Contoh Soal Limit Fungsi Aljabar Metode Perkalian Akar Sekawan

Sering kali dalam soal limit fungsi aljabar terdapat bentuk akar yang terkadang menyulitkan proses pencarian nilai limitnya. Jika itu terjadi, kita bisa coba selesaikan soal limit tersebut dengan metode perkalian dengan akar sekawan atau metode mengalikan dengan faktor sekawan.

Ini dari metode ini yaitu mengalikan fungsi pada limit dengan akar sekawannya. Tentu saja metode ini kita gunakan apabila metode substitusi menghasilkan nilai limit yang tak terdefinisi atau merupakan bentuk tak tentu \(0/0\) atau \(∞/∞\).

Untuk lebih jelasnya, berikut ini kita telah siapkan sejumlah contoh soal limit fungsi aljabar yang penyelesaiannya bisa menggunakan metode perkalian dengan akar sekawan.

## Yang Perlu Dikerjakan
**A)** Salin semua bagian kutipan tentang limit dengan akar sekawan, mulai dari "Contoh Soal Limit Fungsi Aljabar Metode" terus sampai "dengan akar sekawan.".
**B)** Menurut kutipan, dalam keadaan apa metode perkalian dengan akar sekawan digunakan?
**C)** Teruskan tulisan tentang metode perkalian akar sekawan pada limit fungsi aljabar, dimulai setelah kalimat terakhirnya.
Baris-baris sesudah ini merupakan bahan tersendiri yang terpisah dari kutipan.

## Informasi yang Ditampilkan
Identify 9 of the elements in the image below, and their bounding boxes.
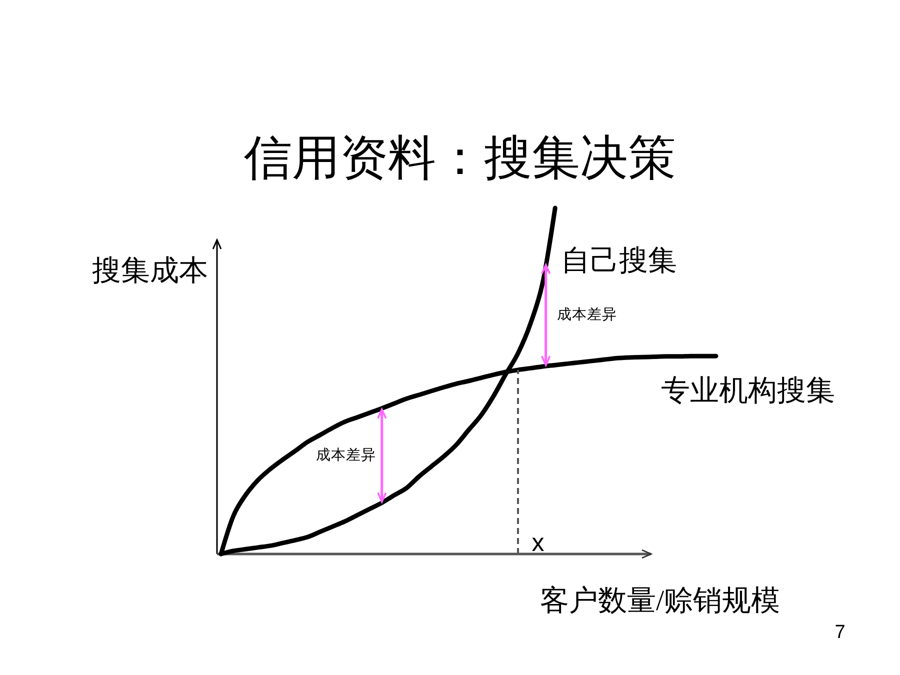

## Jawaban Tiap Tugas
**A)**
Contoh Soal Limit Fungsi Aljabar Metode Perkalian Akar Sekawan

Sering kali dalam soal limit fungsi aljabar terdapat bentuk akar yang terkadang menyulitkan proses pencarian nilai limitnya. Jika itu terjadi, kita bisa coba selesaikan soal limit tersebut dengan metode perkalian dengan akar sekawan atau metode mengalikan dengan faktor sekawan.

Ini dari metode ini yaitu mengalikan fungsi pada limit dengan akar sekawannya. Tentu saja metode ini kita gunakan apabila metode substitusi menghasilkan nilai limit yang tak terdefinisi atau merupakan bentuk tak tentu \(0/0\) atau \(∞/∞\).

Untuk lebih jelasnya, berikut ini kita telah siapkan sejumlah contoh soal limit fungsi aljabar yang penyelesaiannya bisa menggunakan metode perkalian dengan akar sekawan.

**B)** Metode ini digunakan apabila metode substitusi menghasilkan nilai limit yang tak terdefinisi atau bentuk tak tentu 0/0 atau ∞/∞.

**C)**
Contoh 1: EBTANAS SMA IPA 1999

Nilai \( \displaystyle \lim_{x \to 2} \ \frac{x-2}{\sqrt{x+7}-3} = \cdots \)

  1. -2
  2. -2/3
  3. 0
  4. 6
  5. 12
Pembahasan »

Perhatikan bahwa fungsi penyebut pada limit mempunyai bentuk akar sehingga kita bisa coba selesaikan limit yang diberikan pada soal menggunakan metode perkalian akar sekawan. Akar sekawannya yaitu \( \sqrt{x+7}+3 \). Berikut hasil yang diperoleh:

\begin{aligned} \lim_{x \to 2} \ \frac{x-2}{\sqrt{x+7}-3} &= \lim_{x \to 2} \ \frac{x-2}{\sqrt{x+7}-3} \times \frac{\sqrt{x+7}+3}{\sqrt{x+7}+3} \\[8pt] &= \lim_{x \to 2} \ \frac{(x-2)(\sqrt{x+7}+3)}{(x+7)-9} \\[8pt] &= \lim_{x \to 2} \ \frac{(x-2)(\sqrt{x+7}+3)}{(x-2)} \\[8pt] &= \lim_{x \to 2} \ (\sqrt{x+7}+3) \\[8pt] &= \sqrt{2+7}+3 = \sqrt{9} + 3 = 6 \end{aligned}

Jawaban D.

Contoh 2: SPMB 2007

Nilai \( \displaystyle \lim_{x \to 1} \ \frac{1-\sqrt{3x-2}}{1-x} = \cdots \)

  1. \( -1 \frac{1}{2} \)
  2. -1
  3. 0
  4. 1
  5. \( 1 \frac{1}{2} \)
Pembahasan »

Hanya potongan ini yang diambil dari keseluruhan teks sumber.